▸ **Dataset content**
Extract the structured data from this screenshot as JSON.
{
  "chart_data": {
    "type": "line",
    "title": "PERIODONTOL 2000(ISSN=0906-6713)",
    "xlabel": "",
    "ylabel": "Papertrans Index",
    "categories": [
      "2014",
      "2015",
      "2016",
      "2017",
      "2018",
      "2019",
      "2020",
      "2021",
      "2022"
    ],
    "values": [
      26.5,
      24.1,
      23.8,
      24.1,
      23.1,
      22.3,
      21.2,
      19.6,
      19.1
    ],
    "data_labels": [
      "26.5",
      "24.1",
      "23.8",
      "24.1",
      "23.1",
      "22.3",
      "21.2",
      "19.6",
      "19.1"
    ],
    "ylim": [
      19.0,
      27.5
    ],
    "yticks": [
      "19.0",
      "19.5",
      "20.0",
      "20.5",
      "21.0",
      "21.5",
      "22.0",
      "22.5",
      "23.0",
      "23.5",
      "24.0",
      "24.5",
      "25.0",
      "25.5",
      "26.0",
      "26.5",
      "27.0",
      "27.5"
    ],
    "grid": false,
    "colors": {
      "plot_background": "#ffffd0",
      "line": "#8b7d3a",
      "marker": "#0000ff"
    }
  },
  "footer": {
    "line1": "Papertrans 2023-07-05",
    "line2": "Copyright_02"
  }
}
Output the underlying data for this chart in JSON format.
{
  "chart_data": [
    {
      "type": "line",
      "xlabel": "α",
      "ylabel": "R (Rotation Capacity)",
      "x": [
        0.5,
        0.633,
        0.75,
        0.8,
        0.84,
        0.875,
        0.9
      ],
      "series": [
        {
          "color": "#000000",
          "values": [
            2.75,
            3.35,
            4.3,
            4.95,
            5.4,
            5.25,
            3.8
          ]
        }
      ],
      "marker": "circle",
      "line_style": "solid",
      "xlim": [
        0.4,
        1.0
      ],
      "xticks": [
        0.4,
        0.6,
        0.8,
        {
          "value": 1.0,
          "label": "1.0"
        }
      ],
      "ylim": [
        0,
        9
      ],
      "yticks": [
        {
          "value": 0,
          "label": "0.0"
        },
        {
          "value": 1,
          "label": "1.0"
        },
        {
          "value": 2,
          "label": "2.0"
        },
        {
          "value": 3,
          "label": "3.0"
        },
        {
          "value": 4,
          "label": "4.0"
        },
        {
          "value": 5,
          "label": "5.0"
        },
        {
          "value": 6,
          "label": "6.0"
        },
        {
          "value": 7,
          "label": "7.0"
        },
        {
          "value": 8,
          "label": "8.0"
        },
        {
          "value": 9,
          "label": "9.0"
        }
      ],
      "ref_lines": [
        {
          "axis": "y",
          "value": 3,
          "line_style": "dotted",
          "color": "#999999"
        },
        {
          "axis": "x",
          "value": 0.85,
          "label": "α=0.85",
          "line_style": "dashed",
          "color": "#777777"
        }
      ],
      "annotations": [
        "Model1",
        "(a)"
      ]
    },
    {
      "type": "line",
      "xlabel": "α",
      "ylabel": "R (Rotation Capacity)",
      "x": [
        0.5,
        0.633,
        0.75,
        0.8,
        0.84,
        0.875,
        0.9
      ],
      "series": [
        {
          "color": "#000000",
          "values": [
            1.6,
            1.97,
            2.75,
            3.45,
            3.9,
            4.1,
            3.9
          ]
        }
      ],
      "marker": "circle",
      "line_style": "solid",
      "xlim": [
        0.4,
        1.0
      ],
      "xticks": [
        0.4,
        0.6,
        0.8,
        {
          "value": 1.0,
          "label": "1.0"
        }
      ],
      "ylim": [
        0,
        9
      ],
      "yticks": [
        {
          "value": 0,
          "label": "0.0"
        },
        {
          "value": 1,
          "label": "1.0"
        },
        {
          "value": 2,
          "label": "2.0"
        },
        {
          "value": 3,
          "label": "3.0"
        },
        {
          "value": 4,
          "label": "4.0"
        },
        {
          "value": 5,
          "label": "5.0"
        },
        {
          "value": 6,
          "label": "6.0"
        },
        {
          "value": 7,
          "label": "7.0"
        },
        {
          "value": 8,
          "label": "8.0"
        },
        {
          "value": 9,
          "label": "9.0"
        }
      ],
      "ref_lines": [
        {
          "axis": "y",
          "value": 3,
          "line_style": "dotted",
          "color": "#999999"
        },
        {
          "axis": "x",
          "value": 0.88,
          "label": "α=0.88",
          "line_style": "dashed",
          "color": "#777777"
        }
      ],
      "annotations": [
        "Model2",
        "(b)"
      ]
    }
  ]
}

▸ **Your task**
Using the data above, reproduce every line exactly.

▸ **Full answer**
Extract the structured data from this screenshot as JSON.
{
  "chart_data": {
    "type": "line",
    "title": "PERIODONTOL 2000(ISSN=0906-6713)",
    "xlabel": "",
    "ylabel": "Papertrans Index",
    "categories": [
      "2014",
      "2015",
      "2016",
      "2017",
      "2018",
      "2019",
      "2020",
      "2021",
      "2022"
    ],
    "values": [
      26.5,
      24.1,
      23.8,
      24.1,
      23.1,
      22.3,
      21.2,
      19.6,
      19.1
    ],
    "data_labels": [
      "26.5",
      "24.1",
      "23.8",
      "24.1",
      "23.1",
      "22.3",
      "21.2",
      "19.6",
      "19.1"
    ],
    "ylim": [
      19.0,
      27.5
    ],
    "yticks": [
      "19.0",
      "19.5",
      "20.0",
      "20.5",
      "21.0",
      "21.5",
      "22.0",
      "22.5",
      "23.0",
      "23.5",
      "24.0",
      "24.5",
      "25.0",
      "25.5",
      "26.0",
      "26.5",
      "27.0",
      "27.5"
    ],
    "grid": false,
    "colors": {
      "plot_background": "#ffffd0",
      "line": "#8b7d3a",
      "marker": "#0000ff"
    }
  },
  "footer": {
    "line1": "Papertrans 2023-07-05",
    "line2": "Copyright_02"
  }
}
Output the underlying data for this chart in JSON format.
{
  "chart_data": [
    {
      "type": "line",
      "xlabel": "α",
      "ylabel": "R (Rotation Capacity)",
      "x": [
        0.5,
        0.633,
        0.75,
        0.8,
        0.84,
        0.875,
        0.9
      ],
      "series": [
        {
          "color": "#000000",
          "values": [
            2.75,
            3.35,
            4.3,
            4.95,
            5.4,
            5.25,
            3.8
          ]
        }
      ],
      "marker": "circle",
      "line_style": "solid",
      "xlim": [
        0.4,
        1.0
      ],
      "xticks": [
        0.4,
        0.6,
        0.8,
        {
          "value": 1.0,
          "label": "1.0"
        }
      ],
      "ylim": [
        0,
        9
      ],
      "yticks": [
        {
          "value": 0,
          "label": "0.0"
        },
        {
          "value": 1,
          "label": "1.0"
        },
        {
          "value": 2,
          "label": "2.0"
        },
        {
          "value": 3,
          "label": "3.0"
        },
        {
          "value": 4,
          "label": "4.0"
        },
        {
          "value": 5,
          "label": "5.0"
        },
        {
          "value": 6,
          "label": "6.0"
        },
        {
          "value": 7,
          "label": "7.0"
        },
        {
          "value": 8,
          "label": "8.0"
        },
        {
          "value": 9,
          "label": "9.0"
        }
      ],
      "ref_lines": [
        {
          "axis": "y",
          "value": 3,
          "line_style": "dotted",
          "color": "#999999"
        },
        {
          "axis": "x",
          "value": 0.85,
          "label": "α=0.85",
          "line_style": "dashed",
          "color": "#777777"
        }
      ],
      "annotations": [
        "Model1",
        "(a)"
      ]
    },
    {
      "type": "line",
      "xlabel": "α",
      "ylabel": "R (Rotation Capacity)",
      "x": [
        0.5,
        0.633,
        0.75,
        0.8,
        0.84,
        0.875,
        0.9
      ],
      "series": [
        {
          "color": "#000000",
          "values": [
            1.6,
            1.97,
            2.75,
            3.45,
            3.9,
            4.1,
            3.9
          ]
        }
      ],
      "marker": "circle",
      "line_style": "solid",
      "xlim": [
        0.4,
        1.0
      ],
      "xticks": [
        0.4,
        0.6,
        0.8,
        {
          "value": 1.0,
          "label": "1.0"
        }
      ],
      "ylim": [
        0,
        9
      ],
      "yticks": [
        {
          "value": 0,
          "label": "0.0"
        },
        {
          "value": 1,
          "label": "1.0"
        },
        {
          "value": 2,
          "label": "2.0"
        },
        {
          "value": 3,
          "label": "3.0"
        },
        {
          "value": 4,
          "label": "4.0"
        },
        {
          "value": 5,
          "label": "5.0"
        },
        {
          "value": 6,
          "label": "6.0"
        },
        {
          "value": 7,
          "label": "7.0"
        },
        {
          "value": 8,
          "label": "8.0"
        },
        {
          "value": 9,
          "label": "9.0"
        }
      ],
      "ref_lines": [
        {
          "axis": "y",
          "value": 3,
          "line_style": "dotted",
          "color": "#999999"
        },
        {
          "axis": "x",
          "value": 0.88,
          "label": "α=0.88",
          "line_style": "dashed",
          "color": "#777777"
        }
      ],
      "annotations": [
        "Model2",
        "(b)"
      ]
    }
  ]
}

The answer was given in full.